→ List of tasks:
**1.** Using the review, answer these:
(a) What food does Liam's sister bring?
(b) Which two writers does the review name as Tyler's near-contemporaries?
(c) Why does Liam tell his grandson that Noah didn't need a compass?
**2.** Rewrite everything in the review from "Now in his sixties" down to "in his life.", changing "neurologist" to "physician".

═══ Source passage

Now in his sixties and alert to signs of decrepitude, Liam is anxious to fix this "hole in his mind". It's while visiting a local neurologist that he meets Eunice, a hired "rememberer" to a doddery billionaire. Despite her Plain Jane appearance – oversized spectacles, escaping bra-straps and orthopaedic shoes – the young woman strikes an unexpected chord. Memories of past relationships trickle back, and Liam starts to feel less like a visitor in his life.

The residents of Tyler's Baltimore may be reclusive, but are never alone. On his return, Liam's barely lived-in apartment hums with unsolicited activity. His sister arrives bearing beef stew – although he doesn't eat red meat. Ex-wife Barbara drops by for a cursory clean-up, and his three daughters and four-year old grandson, Jonah, soon fill his flimsy rental with their minature electronic gizmos and familial complaints. Liam is torn between both wanting to belong to this dissatisfied female clan – forever mad with him in ways he can't quite compute - and running for the hills.

Like her near-contemporaries Alice Munro and Carol Shields, Tyler has always been drawn to life's unheroic survivors. Compared to her Canadian cousins, however, there's a sunnier, more comic aspect to Tyler's work. Seeing his only grandson perched on a car booster seat, Liam is uncharitably reminded of a "docile blond puppet"; while Eunice - whose name Liam vaguely associates with urine – is subject to a barrage of neuroses, including a morbid fear of springing up mid-concert to accompany the soloist.

Unlike Tyler's expressive, emoting female leads, her male characters can be unforthcoming to the point of curmudgeonliness. Thanks to Liam– a self-confessed "puddle" of a man – an energy-sapping haze gathers over the narrative. At one point Liam tells his grandson – the child of born-again Christians – that Noah didn't need a compass because he "wasn't going anywhere...There was nowhere to go". It's a sad-sack fatalism that fills Liam with unexpected cheer, seeing him through the choppier moments of his romance with Eunice.

This may be one of Tyler's more muted novels – it feels like a limbering-up exercise between more highly textured works – but its seemingly casual lines reverberate long after the first read through. It's a comforting and cadenced testament to the tiresome human pastime of keeping afloat.

══════
═══ Information shown

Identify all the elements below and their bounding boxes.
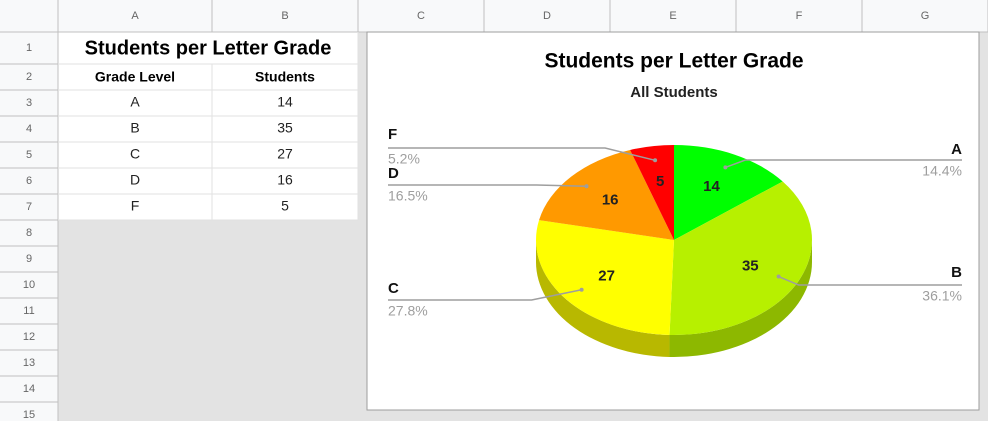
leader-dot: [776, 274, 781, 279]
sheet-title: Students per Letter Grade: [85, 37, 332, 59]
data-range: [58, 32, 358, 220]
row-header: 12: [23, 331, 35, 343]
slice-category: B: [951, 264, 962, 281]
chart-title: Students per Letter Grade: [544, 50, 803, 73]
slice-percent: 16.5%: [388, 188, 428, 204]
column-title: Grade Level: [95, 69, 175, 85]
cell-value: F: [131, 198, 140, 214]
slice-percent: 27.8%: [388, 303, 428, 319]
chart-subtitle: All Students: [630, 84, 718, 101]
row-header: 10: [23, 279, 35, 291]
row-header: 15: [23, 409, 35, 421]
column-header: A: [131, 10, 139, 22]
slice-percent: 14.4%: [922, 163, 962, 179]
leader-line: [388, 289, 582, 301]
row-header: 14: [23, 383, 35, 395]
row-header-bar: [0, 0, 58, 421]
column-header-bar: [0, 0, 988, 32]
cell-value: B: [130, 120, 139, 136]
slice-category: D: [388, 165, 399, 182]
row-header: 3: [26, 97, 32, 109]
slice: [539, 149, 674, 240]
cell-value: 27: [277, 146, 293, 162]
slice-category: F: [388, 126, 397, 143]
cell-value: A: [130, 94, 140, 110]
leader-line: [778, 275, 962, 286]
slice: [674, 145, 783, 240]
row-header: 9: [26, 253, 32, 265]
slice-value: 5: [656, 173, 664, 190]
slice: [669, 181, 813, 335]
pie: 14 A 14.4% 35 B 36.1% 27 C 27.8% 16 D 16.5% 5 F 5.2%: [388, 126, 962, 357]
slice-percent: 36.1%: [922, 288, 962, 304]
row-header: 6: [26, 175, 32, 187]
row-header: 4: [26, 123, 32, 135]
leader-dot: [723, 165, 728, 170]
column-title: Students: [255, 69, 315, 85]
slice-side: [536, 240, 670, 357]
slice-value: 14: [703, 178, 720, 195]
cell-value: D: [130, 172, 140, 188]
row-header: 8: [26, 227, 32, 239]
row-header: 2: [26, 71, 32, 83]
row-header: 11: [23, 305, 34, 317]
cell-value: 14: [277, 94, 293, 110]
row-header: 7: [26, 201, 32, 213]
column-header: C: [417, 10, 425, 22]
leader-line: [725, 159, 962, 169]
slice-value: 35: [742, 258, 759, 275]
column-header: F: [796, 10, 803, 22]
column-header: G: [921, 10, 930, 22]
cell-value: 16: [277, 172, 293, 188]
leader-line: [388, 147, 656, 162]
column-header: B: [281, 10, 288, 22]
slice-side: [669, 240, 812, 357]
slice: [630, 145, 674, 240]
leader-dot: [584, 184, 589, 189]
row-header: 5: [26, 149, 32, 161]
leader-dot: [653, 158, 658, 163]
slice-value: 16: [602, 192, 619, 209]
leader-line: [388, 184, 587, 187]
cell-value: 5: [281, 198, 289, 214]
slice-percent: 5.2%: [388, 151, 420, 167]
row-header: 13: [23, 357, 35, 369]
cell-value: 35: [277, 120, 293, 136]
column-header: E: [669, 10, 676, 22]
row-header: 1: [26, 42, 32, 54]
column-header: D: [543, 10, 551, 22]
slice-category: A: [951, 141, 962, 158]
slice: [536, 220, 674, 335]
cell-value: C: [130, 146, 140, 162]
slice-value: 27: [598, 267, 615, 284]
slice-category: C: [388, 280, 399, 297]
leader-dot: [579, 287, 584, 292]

══════

→ Task-by-task answers:
**1.**
(a) Beef stew.
(b) Alice Munro and Carol Shields.
(c) Because Noah "wasn't going anywhere...There was nowhere to go".

**2.**
Now in his sixties and alert to signs of decrepitude, Liam is anxious to fix this "hole in his mind". It's while visiting a local physician that he meets Eunice, a hired "rememberer" to a doddery billionaire. Despite her Plain Jane appearance – oversized spectacles, escaping bra-straps and orthopaedic shoes – the young woman strikes an unexpected chord. Memories of past relationships trickle back, and Liam starts to feel less like a visitor in his life.